Data for this task:
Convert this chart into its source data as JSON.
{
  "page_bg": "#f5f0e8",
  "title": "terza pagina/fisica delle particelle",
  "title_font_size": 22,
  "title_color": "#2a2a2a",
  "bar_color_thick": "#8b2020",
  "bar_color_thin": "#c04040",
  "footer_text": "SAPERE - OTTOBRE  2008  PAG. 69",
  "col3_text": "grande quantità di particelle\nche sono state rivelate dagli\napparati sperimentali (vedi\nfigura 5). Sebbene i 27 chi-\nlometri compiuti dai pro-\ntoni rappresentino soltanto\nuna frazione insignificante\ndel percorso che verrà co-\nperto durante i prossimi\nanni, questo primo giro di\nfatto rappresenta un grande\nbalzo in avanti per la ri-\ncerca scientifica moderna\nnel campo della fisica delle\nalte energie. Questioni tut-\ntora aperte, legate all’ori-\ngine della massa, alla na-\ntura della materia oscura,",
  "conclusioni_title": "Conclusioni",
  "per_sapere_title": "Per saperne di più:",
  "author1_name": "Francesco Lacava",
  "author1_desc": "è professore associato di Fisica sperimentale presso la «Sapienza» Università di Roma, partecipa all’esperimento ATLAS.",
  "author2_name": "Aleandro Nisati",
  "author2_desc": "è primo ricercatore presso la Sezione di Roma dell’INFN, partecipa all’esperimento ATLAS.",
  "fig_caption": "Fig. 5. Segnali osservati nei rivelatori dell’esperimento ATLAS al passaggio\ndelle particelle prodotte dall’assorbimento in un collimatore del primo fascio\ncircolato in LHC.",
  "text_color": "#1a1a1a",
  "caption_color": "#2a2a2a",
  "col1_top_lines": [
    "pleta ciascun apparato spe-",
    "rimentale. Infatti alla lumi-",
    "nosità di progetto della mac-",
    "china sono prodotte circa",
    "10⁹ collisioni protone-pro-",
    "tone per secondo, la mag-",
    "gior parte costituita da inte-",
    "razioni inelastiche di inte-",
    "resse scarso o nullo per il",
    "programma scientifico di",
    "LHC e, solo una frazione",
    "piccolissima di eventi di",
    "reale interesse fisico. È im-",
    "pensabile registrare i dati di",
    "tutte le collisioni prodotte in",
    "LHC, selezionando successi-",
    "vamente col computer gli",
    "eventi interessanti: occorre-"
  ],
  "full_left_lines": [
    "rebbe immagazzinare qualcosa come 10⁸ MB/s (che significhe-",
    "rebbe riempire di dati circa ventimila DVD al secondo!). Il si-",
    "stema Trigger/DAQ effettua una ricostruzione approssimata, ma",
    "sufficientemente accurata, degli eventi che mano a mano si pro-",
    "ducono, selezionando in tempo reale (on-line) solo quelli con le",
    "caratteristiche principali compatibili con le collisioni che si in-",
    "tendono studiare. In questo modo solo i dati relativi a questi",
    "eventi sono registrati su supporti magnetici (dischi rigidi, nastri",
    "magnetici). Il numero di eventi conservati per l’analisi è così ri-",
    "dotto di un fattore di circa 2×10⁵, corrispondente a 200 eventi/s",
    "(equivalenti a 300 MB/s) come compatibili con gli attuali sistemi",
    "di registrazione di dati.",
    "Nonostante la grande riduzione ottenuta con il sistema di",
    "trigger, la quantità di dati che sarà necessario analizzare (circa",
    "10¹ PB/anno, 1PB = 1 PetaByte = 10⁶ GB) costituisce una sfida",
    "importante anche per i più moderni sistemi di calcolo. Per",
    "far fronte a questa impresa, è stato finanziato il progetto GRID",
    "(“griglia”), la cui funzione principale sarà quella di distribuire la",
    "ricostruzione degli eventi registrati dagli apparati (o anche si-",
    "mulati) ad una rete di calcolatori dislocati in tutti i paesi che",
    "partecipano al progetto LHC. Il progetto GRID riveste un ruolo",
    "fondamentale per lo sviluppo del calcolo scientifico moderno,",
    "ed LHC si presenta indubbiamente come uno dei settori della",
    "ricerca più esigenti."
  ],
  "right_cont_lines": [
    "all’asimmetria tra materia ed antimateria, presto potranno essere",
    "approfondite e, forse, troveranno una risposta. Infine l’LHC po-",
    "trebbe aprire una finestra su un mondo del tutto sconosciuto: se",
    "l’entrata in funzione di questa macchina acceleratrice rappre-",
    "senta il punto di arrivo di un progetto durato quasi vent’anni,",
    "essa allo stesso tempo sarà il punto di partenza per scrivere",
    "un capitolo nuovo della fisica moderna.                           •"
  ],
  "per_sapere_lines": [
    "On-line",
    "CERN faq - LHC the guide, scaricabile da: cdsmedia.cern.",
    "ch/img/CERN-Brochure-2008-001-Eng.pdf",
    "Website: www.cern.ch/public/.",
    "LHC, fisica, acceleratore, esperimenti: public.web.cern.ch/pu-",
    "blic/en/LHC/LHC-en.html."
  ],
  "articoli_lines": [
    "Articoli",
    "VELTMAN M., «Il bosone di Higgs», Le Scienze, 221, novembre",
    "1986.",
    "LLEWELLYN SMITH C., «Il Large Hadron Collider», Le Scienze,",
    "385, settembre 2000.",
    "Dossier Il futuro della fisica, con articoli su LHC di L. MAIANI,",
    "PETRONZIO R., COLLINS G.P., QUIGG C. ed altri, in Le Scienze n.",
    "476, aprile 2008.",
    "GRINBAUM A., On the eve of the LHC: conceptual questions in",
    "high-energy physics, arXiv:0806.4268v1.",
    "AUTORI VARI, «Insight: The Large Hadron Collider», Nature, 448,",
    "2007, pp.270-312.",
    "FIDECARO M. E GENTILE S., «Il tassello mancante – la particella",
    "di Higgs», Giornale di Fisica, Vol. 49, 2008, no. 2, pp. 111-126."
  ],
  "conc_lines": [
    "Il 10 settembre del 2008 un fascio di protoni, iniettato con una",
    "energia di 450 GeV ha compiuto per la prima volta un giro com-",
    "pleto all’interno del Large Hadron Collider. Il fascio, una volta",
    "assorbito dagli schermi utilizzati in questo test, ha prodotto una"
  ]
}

What you will do:
Set down the entries above again, word for word.

Result for this exercise:
Convert this chart into its source data as JSON.
{
  "page_bg": "#f5f0e8",
  "title": "terza pagina/fisica delle particelle",
  "title_font_size": 22,
  "title_color": "#2a2a2a",
  "bar_color_thick": "#8b2020",
  "bar_color_thin": "#c04040",
  "footer_text": "SAPERE - OTTOBRE  2008  PAG. 69",
  "col3_text": "grande quantità di particelle\nche sono state rivelate dagli\napparati sperimentali (vedi\nfigura 5). Sebbene i 27 chi-\nlometri compiuti dai pro-\ntoni rappresentino soltanto\nuna frazione insignificante\ndel percorso che verrà co-\nperto durante i prossimi\nanni, questo primo giro di\nfatto rappresenta un grande\nbalzo in avanti per la ri-\ncerca scientifica moderna\nnel campo della fisica delle\nalte energie. Questioni tut-\ntora aperte, legate all’ori-\ngine della massa, alla na-\ntura della materia oscura,",
  "conclusioni_title": "Conclusioni",
  "per_sapere_title": "Per saperne di più:",
  "author1_name": "Francesco Lacava",
  "author1_desc": "è professore associato di Fisica sperimentale presso la «Sapienza» Università di Roma, partecipa all’esperimento ATLAS.",
  "author2_name": "Aleandro Nisati",
  "author2_desc": "è primo ricercatore presso la Sezione di Roma dell’INFN, partecipa all’esperimento ATLAS.",
  "fig_caption": "Fig. 5. Segnali osservati nei rivelatori dell’esperimento ATLAS al passaggio\ndelle particelle prodotte dall’assorbimento in un collimatore del primo fascio\ncircolato in LHC.",
  "text_color": "#1a1a1a",
  "caption_color": "#2a2a2a",
  "col1_top_lines": [
    "pleta ciascun apparato spe-",
    "rimentale. Infatti alla lumi-",
    "nosità di progetto della mac-",
    "china sono prodotte circa",
    "10⁹ collisioni protone-pro-",
    "tone per secondo, la mag-",
    "gior parte costituita da inte-",
    "razioni inelastiche di inte-",
    "resse scarso o nullo per il",
    "programma scientifico di",
    "LHC e, solo una frazione",
    "piccolissima di eventi di",
    "reale interesse fisico. È im-",
    "pensabile registrare i dati di",
    "tutte le collisioni prodotte in",
    "LHC, selezionando successi-",
    "vamente col computer gli",
    "eventi interessanti: occorre-"
  ],
  "full_left_lines": [
    "rebbe immagazzinare qualcosa come 10⁸ MB/s (che significhe-",
    "rebbe riempire di dati circa ventimila DVD al secondo!). Il si-",
    "stema Trigger/DAQ effettua una ricostruzione approssimata, ma",
    "sufficientemente accurata, degli eventi che mano a mano si pro-",
    "ducono, selezionando in tempo reale (on-line) solo quelli con le",
    "caratteristiche principali compatibili con le collisioni che si in-",
    "tendono studiare. In questo modo solo i dati relativi a questi",
    "eventi sono registrati su supporti magnetici (dischi rigidi, nastri",
    "magnetici). Il numero di eventi conservati per l’analisi è così ri-",
    "dotto di un fattore di circa 2×10⁵, corrispondente a 200 eventi/s",
    "(equivalenti a 300 MB/s) come compatibili con gli attuali sistemi",
    "di registrazione di dati.",
    "Nonostante la grande riduzione ottenuta con il sistema di",
    "trigger, la quantità di dati che sarà necessario analizzare (circa",
    "10¹ PB/anno, 1PB = 1 PetaByte = 10⁶ GB) costituisce una sfida",
    "importante anche per i più moderni sistemi di calcolo. Per",
    "far fronte a questa impresa, è stato finanziato il progetto GRID",
    "(“griglia”), la cui funzione principale sarà quella di distribuire la",
    "ricostruzione degli eventi registrati dagli apparati (o anche si-",
    "mulati) ad una rete di calcolatori dislocati in tutti i paesi che",
    "partecipano al progetto LHC. Il progetto GRID riveste un ruolo",
    "fondamentale per lo sviluppo del calcolo scientifico moderno,",
    "ed LHC si presenta indubbiamente come uno dei settori della",
    "ricerca più esigenti."
  ],
  "right_cont_lines": [
    "all’asimmetria tra materia ed antimateria, presto potranno essere",
    "approfondite e, forse, troveranno una risposta. Infine l’LHC po-",
    "trebbe aprire una finestra su un mondo del tutto sconosciuto: se",
    "l’entrata in funzione di questa macchina acceleratrice rappre-",
    "senta il punto di arrivo di un progetto durato quasi vent’anni,",
    "essa allo stesso tempo sarà il punto di partenza per scrivere",
    "un capitolo nuovo della fisica moderna.                           •"
  ],
  "per_sapere_lines": [
    "On-line",
    "CERN faq - LHC the guide, scaricabile da: cdsmedia.cern.",
    "ch/img/CERN-Brochure-2008-001-Eng.pdf",
    "Website: www.cern.ch/public/.",
    "LHC, fisica, acceleratore, esperimenti: public.web.cern.ch/pu-",
    "blic/en/LHC/LHC-en.html."
  ],
  "articoli_lines": [
    "Articoli",
    "VELTMAN M., «Il bosone di Higgs», Le Scienze, 221, novembre",
    "1986.",
    "LLEWELLYN SMITH C., «Il Large Hadron Collider», Le Scienze,",
    "385, settembre 2000.",
    "Dossier Il futuro della fisica, con articoli su LHC di L. MAIANI,",
    "PETRONZIO R., COLLINS G.P., QUIGG C. ed altri, in Le Scienze n.",
    "476, aprile 2008.",
    "GRINBAUM A., On the eve of the LHC: conceptual questions in",
    "high-energy physics, arXiv:0806.4268v1.",
    "AUTORI VARI, «Insight: The Large Hadron Collider», Nature, 448,",
    "2007, pp.270-312.",
    "FIDECARO M. E GENTILE S., «Il tassello mancante – la particella",
    "di Higgs», Giornale di Fisica, Vol. 49, 2008, no. 2, pp. 111-126."
  ],
  "conc_lines": [
    "Il 10 settembre del 2008 un fascio di protoni, iniettato con una",
    "energia di 450 GeV ha compiuto per la prima volta un giro com-",
    "pleto all’interno del Large Hadron Collider. Il fascio, una volta",
    "assorbito dagli schermi utilizzati in questo test, ha prodotto una"
  ]
}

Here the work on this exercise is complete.